#### [ENTRIES SUPPLIED]

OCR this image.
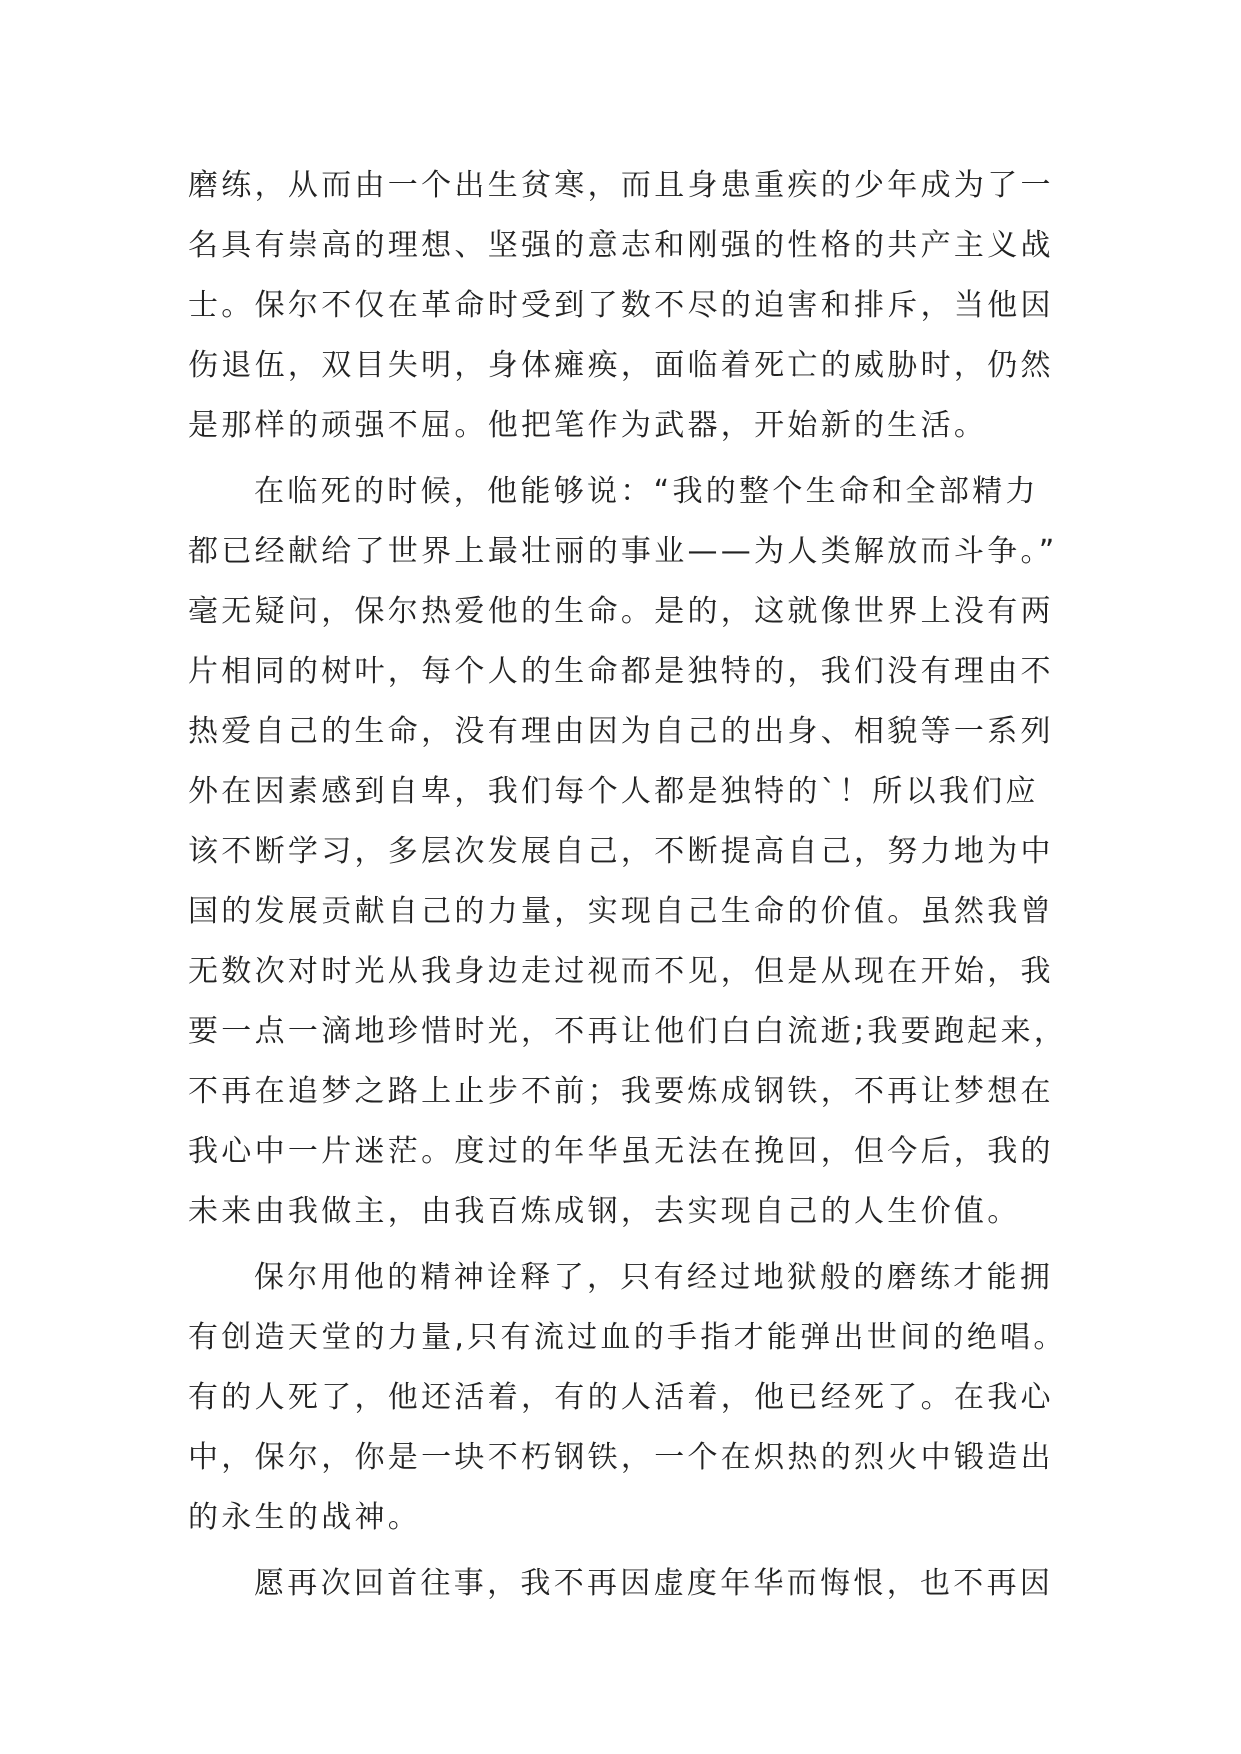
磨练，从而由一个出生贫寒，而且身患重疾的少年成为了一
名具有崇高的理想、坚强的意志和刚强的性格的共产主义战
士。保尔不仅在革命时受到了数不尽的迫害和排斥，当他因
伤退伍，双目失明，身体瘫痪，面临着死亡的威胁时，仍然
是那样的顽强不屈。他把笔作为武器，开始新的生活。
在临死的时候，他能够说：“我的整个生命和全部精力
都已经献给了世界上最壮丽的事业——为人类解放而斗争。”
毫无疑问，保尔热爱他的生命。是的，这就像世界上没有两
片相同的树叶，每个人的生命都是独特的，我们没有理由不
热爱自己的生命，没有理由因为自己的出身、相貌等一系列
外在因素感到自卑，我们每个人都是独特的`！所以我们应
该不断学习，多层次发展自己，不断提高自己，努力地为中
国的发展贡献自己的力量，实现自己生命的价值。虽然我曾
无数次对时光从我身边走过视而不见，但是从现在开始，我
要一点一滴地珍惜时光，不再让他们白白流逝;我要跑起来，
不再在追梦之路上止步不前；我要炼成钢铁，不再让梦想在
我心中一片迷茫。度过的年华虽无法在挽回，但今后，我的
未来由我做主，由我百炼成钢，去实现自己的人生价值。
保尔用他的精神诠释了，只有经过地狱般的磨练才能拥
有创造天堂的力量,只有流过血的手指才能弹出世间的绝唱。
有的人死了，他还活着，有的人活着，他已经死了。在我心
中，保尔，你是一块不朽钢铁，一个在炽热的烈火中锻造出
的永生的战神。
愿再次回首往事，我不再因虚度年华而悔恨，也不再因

...

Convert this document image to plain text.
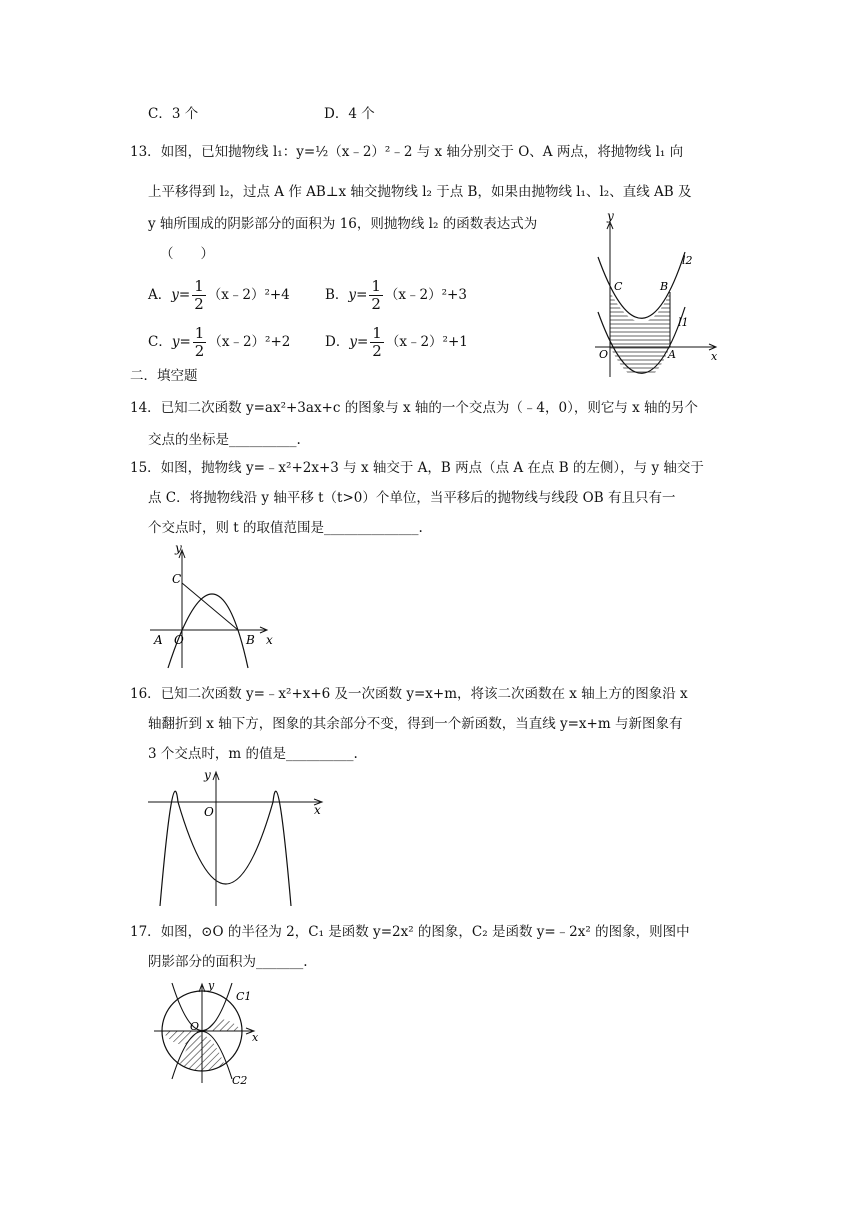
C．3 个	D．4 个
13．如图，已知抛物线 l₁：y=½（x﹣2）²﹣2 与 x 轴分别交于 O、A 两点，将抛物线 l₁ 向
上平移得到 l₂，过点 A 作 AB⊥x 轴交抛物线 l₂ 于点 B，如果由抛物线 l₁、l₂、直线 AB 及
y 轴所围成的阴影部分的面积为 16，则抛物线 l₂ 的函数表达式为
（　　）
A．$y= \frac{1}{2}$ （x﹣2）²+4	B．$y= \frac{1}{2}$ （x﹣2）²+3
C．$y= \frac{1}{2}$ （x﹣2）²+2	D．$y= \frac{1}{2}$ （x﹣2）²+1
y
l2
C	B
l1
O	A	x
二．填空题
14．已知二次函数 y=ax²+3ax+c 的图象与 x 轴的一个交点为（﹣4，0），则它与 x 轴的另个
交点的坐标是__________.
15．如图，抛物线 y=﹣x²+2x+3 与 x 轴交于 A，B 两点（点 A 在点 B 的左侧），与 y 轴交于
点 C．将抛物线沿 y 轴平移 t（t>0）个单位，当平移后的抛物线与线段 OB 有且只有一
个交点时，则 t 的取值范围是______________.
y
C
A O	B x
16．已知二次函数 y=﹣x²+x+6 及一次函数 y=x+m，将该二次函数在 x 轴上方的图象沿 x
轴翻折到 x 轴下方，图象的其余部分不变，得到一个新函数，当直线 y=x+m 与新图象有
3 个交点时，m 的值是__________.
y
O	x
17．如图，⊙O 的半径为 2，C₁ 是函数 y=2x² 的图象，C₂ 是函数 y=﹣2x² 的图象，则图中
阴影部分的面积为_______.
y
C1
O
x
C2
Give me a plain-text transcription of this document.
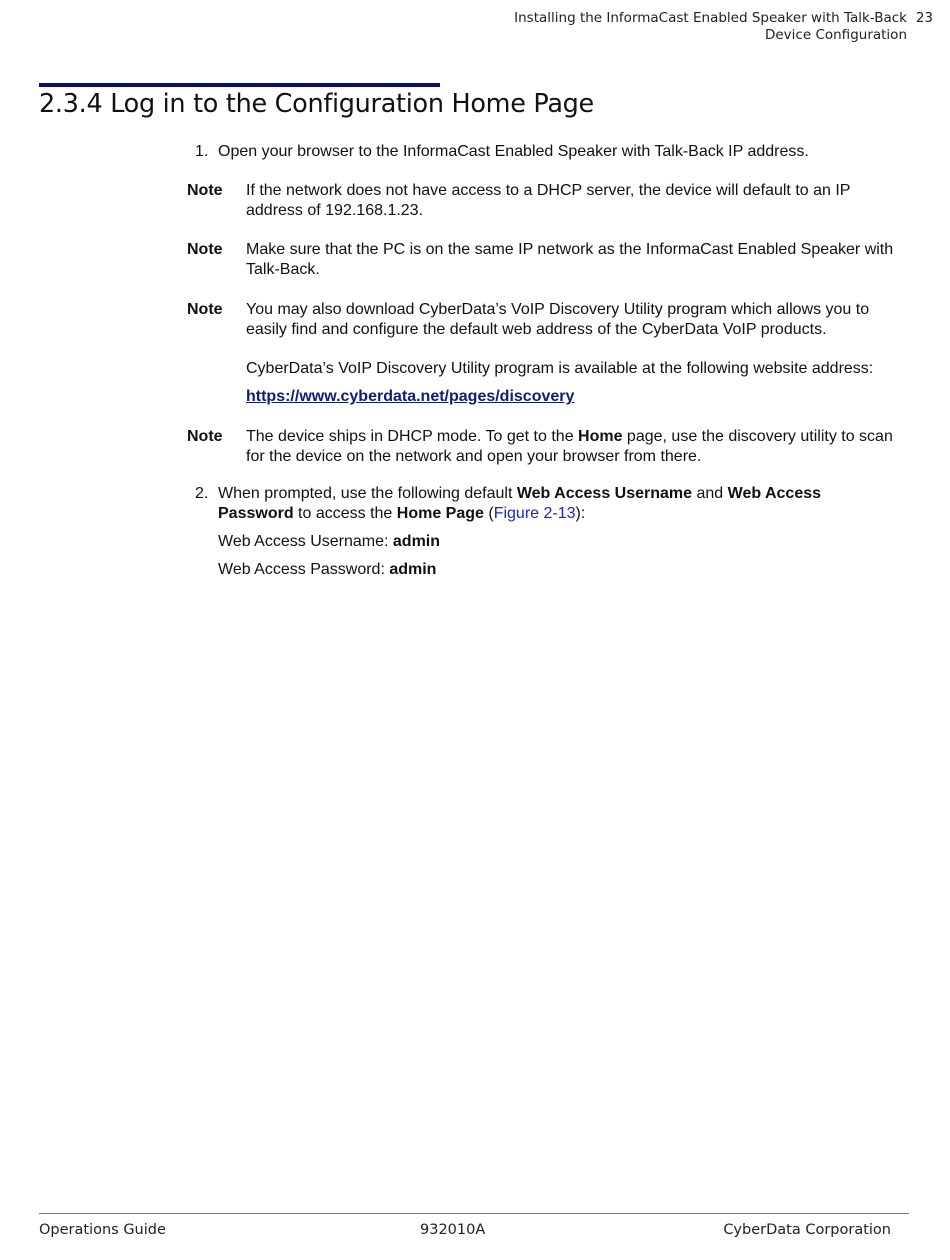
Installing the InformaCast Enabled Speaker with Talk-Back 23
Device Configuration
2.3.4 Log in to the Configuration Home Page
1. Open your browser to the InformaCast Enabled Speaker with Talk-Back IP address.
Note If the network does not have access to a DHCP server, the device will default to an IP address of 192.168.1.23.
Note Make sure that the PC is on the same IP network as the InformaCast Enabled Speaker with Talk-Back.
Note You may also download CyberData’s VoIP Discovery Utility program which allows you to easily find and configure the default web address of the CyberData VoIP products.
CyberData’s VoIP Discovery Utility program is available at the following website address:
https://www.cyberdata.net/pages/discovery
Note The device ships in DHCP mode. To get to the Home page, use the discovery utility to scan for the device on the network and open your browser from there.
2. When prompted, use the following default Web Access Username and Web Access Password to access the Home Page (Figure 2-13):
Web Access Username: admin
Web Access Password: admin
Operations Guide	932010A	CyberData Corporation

#### [EXERCISE REQUIREMENTS]
Using the records above, select and copy every line that has the word "已知二次函数".

#### [REPLY TO THE EXERCISE]
14．已知二次函数 y=ax²+3ax+c 的图象与 x 轴的一个交点为（﹣4，0），则它与 x 轴的另个
16．已知二次函数 y=﹣x²+x+6 及一次函数 y=x+m，将该二次函数在 x 轴上方的图象沿 x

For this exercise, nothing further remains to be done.